PROBLEM TO WORK ON.
Copy out the final stretch of the listing: the line that contains "OCR this image." and all lines after it, exactly as they appear.

EXCERPTED RECORDS.

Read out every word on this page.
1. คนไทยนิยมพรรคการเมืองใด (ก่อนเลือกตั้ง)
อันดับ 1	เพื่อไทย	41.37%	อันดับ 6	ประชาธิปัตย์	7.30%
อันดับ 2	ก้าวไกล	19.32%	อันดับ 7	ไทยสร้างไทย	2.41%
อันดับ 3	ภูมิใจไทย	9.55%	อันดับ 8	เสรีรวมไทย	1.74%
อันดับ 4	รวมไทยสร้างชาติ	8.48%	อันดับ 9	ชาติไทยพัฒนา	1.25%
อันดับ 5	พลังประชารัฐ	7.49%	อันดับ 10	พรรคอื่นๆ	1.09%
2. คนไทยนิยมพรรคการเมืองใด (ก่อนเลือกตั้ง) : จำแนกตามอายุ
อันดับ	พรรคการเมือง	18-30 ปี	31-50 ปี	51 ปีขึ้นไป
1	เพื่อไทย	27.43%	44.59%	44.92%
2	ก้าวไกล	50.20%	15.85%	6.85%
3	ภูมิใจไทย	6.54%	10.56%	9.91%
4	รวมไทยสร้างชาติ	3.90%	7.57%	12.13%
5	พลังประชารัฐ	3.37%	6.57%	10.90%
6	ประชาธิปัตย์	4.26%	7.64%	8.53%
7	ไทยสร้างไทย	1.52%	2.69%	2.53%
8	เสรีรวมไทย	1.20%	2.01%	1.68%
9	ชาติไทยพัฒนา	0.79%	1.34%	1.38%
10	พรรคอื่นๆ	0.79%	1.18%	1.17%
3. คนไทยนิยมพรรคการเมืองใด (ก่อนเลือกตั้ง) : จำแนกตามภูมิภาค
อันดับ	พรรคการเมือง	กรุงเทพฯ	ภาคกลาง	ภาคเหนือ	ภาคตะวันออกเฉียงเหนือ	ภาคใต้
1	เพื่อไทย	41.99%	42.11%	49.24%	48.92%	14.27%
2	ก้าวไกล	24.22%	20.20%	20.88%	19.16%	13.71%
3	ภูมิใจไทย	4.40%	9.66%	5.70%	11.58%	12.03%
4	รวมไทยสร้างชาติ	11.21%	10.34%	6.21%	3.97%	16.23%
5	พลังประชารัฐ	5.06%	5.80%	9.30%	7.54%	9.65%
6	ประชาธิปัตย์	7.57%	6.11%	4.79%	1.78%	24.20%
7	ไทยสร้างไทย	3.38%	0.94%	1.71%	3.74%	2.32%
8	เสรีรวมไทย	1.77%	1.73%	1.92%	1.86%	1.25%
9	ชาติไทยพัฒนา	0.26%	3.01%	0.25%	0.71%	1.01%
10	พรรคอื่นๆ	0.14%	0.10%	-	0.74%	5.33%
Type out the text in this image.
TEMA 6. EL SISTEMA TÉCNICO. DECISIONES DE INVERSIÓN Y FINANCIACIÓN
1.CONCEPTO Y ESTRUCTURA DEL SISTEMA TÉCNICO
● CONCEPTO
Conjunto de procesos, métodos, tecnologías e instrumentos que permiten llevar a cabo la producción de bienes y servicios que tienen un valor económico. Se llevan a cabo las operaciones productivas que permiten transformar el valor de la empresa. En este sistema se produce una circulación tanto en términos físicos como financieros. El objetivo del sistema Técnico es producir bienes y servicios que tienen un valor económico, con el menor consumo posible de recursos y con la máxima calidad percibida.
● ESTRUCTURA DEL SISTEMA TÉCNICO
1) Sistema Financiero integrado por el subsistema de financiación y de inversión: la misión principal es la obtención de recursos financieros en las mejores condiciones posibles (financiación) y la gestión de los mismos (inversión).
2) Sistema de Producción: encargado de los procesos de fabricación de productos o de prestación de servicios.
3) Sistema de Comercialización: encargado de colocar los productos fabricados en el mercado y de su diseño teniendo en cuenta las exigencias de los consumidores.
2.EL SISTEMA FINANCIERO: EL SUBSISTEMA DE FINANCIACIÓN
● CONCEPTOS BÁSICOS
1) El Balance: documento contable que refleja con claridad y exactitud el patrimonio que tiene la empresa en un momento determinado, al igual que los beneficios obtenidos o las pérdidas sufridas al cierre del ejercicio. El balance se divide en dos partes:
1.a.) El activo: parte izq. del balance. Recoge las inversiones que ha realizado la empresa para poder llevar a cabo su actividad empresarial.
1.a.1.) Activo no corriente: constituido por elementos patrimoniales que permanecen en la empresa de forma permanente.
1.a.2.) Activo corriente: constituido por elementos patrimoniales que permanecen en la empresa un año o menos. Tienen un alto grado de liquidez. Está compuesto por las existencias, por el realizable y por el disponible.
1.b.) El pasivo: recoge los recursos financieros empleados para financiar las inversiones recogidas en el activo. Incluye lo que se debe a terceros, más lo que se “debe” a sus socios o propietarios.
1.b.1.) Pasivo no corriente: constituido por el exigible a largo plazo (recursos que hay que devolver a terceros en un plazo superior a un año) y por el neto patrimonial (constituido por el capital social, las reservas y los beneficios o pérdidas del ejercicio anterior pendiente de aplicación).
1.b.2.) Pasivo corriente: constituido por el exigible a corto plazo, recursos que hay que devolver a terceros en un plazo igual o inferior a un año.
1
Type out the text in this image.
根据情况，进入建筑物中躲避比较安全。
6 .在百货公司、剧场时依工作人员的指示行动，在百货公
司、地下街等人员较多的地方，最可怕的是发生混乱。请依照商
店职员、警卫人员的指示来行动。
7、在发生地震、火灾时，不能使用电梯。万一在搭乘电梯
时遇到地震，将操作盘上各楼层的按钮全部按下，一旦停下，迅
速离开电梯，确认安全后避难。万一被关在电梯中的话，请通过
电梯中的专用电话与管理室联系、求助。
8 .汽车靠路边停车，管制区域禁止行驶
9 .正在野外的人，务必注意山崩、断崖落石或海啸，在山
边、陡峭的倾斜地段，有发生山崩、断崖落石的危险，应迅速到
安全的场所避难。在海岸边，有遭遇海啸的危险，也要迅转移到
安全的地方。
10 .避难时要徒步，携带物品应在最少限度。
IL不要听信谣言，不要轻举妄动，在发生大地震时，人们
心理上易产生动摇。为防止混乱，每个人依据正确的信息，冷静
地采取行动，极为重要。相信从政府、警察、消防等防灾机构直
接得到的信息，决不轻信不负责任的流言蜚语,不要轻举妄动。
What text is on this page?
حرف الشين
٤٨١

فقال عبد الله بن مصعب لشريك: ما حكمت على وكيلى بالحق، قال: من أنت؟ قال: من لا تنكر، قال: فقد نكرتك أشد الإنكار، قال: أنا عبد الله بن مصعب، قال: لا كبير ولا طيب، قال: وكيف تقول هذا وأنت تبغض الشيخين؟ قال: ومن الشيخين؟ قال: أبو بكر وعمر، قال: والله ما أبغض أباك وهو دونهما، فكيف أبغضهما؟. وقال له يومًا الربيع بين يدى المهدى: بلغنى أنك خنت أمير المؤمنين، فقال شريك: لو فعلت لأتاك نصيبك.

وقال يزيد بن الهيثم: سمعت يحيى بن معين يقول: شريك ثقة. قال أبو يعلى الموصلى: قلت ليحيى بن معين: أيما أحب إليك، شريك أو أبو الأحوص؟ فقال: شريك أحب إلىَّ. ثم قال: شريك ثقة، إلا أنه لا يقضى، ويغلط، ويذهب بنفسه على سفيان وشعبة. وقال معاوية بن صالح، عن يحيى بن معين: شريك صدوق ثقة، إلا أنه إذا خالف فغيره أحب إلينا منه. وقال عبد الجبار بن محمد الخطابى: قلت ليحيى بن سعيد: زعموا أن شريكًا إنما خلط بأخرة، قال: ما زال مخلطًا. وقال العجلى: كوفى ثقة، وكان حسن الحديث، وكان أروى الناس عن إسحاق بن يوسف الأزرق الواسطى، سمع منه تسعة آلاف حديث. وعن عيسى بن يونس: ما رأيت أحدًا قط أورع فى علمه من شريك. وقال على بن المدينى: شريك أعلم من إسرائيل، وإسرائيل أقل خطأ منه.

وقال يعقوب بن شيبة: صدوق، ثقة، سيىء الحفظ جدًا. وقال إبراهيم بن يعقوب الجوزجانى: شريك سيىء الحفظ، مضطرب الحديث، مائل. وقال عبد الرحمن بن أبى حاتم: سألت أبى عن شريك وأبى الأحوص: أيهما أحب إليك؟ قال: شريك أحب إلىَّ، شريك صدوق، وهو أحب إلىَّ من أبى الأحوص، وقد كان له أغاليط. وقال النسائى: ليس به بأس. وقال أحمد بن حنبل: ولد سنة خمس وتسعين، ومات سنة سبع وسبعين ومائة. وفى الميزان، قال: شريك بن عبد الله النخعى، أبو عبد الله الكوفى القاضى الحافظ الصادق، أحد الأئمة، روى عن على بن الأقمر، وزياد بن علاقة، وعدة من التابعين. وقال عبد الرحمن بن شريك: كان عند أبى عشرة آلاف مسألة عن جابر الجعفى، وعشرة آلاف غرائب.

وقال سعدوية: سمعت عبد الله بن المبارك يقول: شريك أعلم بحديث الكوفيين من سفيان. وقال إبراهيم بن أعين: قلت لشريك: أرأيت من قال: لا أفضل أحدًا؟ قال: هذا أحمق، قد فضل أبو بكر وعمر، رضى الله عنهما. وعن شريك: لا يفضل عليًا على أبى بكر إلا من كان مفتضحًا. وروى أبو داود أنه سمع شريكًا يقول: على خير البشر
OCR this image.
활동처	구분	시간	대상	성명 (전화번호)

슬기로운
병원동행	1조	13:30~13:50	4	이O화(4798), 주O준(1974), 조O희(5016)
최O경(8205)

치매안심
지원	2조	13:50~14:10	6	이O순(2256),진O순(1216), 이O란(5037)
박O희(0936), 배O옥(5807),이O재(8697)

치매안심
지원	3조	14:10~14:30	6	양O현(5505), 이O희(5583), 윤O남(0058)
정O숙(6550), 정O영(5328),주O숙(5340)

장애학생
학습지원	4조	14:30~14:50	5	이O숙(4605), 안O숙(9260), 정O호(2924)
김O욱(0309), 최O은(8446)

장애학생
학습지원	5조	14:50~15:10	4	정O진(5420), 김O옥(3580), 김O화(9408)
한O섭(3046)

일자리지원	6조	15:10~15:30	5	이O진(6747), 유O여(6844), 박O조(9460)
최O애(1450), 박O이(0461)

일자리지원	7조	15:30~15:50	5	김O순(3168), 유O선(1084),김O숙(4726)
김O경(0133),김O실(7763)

TASK SOLUTION.
OCR this image.
활동처	구분	시간	대상	성명 (전화번호)

슬기로운
병원동행	1조	13:30~13:50	4	이O화(4798), 주O준(1974), 조O희(5016)
최O경(8205)

치매안심
지원	2조	13:50~14:10	6	이O순(2256),진O순(1216), 이O란(5037)
박O희(0936), 배O옥(5807),이O재(8697)

치매안심
지원	3조	14:10~14:30	6	양O현(5505), 이O희(5583), 윤O남(0058)
정O숙(6550), 정O영(5328),주O숙(5340)

장애학생
학습지원	4조	14:30~14:50	5	이O숙(4605), 안O숙(9260), 정O호(2924)
김O욱(0309), 최O은(8446)

장애학생
학습지원	5조	14:50~15:10	4	정O진(5420), 김O옥(3580), 김O화(9408)
한O섭(3046)

일자리지원	6조	15:10~15:30	5	이O진(6747), 유O여(6844), 박O조(9460)
최O애(1450), 박O이(0461)

일자리지원	7조	15:30~15:50	5	김O순(3168), 유O선(1084),김O숙(4726)
김O경(0133),김O실(7763)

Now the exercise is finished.